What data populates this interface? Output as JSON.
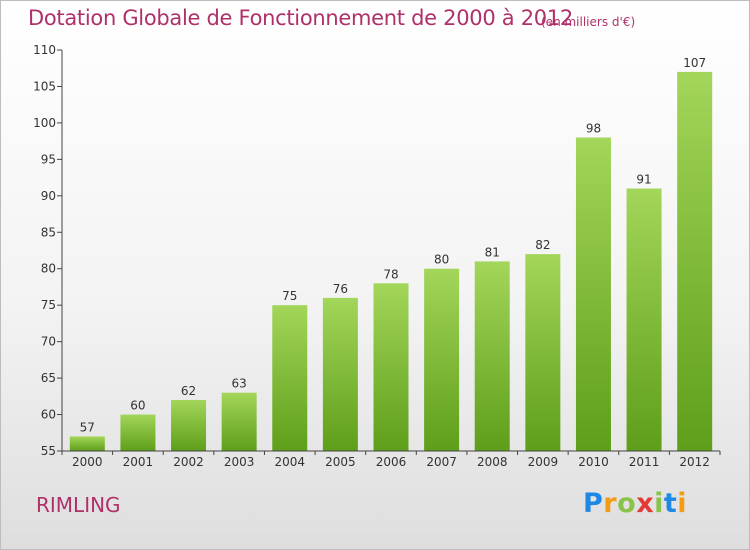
{
  "header": {
    "title": "Dotation Globale de Fonctionnement de 2000 à 2012",
    "unit": "(en milliers d'€)"
  },
  "footer": {
    "commune": "RIMLING",
    "brand_letters": [
      "P",
      "r",
      "o",
      "x",
      "i",
      "t",
      "i"
    ],
    "brand_colors": [
      "#1e88e5",
      "#f39c12",
      "#8bc34a",
      "#e53935",
      "#8bc34a",
      "#1e88e5",
      "#f39c12"
    ]
  },
  "colors": {
    "bar_top": "#a3d65a",
    "bar_bottom": "#5e9e1a",
    "axis": "#444444",
    "text": "#333333",
    "accent": "#b0306a"
  },
  "chart_data": {
    "type": "bar",
    "title": "Dotation Globale de Fonctionnement de 2000 à 2012",
    "subtitle": "(en milliers d'€)",
    "categories": [
      "2000",
      "2001",
      "2002",
      "2003",
      "2004",
      "2005",
      "2006",
      "2007",
      "2008",
      "2009",
      "2010",
      "2011",
      "2012"
    ],
    "values": [
      57,
      60,
      62,
      63,
      75,
      76,
      78,
      80,
      81,
      82,
      98,
      91,
      107
    ],
    "ylim": [
      55,
      110
    ],
    "yticks": [
      55,
      60,
      65,
      70,
      75,
      80,
      85,
      90,
      95,
      100,
      105,
      110
    ],
    "xlabel": "",
    "ylabel": "",
    "grid": false,
    "data_labels": true
  }
}
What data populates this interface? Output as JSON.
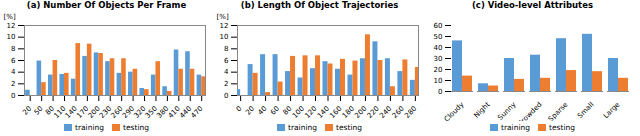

### Exercise brief
Without including any picture, repeat the data exactly.

### Correct result
What data populates this interface? Output as JSON.
{
  "header": {
    "title": "Dotation Globale de Fonctionnement de 2000 à 2012",
    "unit": "(en milliers d'€)"
  },
  "footer": {
    "commune": "RIMLING",
    "brand_letters": [
      "P",
      "r",
      "o",
      "x",
      "i",
      "t",
      "i"
    ],
    "brand_colors": [
      "#1e88e5",
      "#f39c12",
      "#8bc34a",
      "#e53935",
      "#8bc34a",
      "#1e88e5",
      "#f39c12"
    ]
  },
  "colors": {
    "bar_top": "#a3d65a",
    "bar_bottom": "#5e9e1a",
    "axis": "#444444",
    "text": "#333333",
    "accent": "#b0306a"
  },
  "chart_data": {
    "type": "bar",
    "title": "Dotation Globale de Fonctionnement de 2000 à 2012",
    "subtitle": "(en milliers d'€)",
    "categories": [
      "2000",
      "2001",
      "2002",
      "2003",
      "2004",
      "2005",
      "2006",
      "2007",
      "2008",
      "2009",
      "2010",
      "2011",
      "2012"
    ],
    "values": [
      57,
      60,
      62,
      63,
      75,
      76,
      78,
      80,
      81,
      82,
      98,
      91,
      107
    ],
    "ylim": [
      55,
      110
    ],
    "yticks": [
      55,
      60,
      65,
      70,
      75,
      80,
      85,
      90,
      95,
      100,
      105,
      110
    ],
    "xlabel": "",
    "ylabel": "",
    "grid": false,
    "data_labels": true
  }
}
What data populates this interface? Output as JSON.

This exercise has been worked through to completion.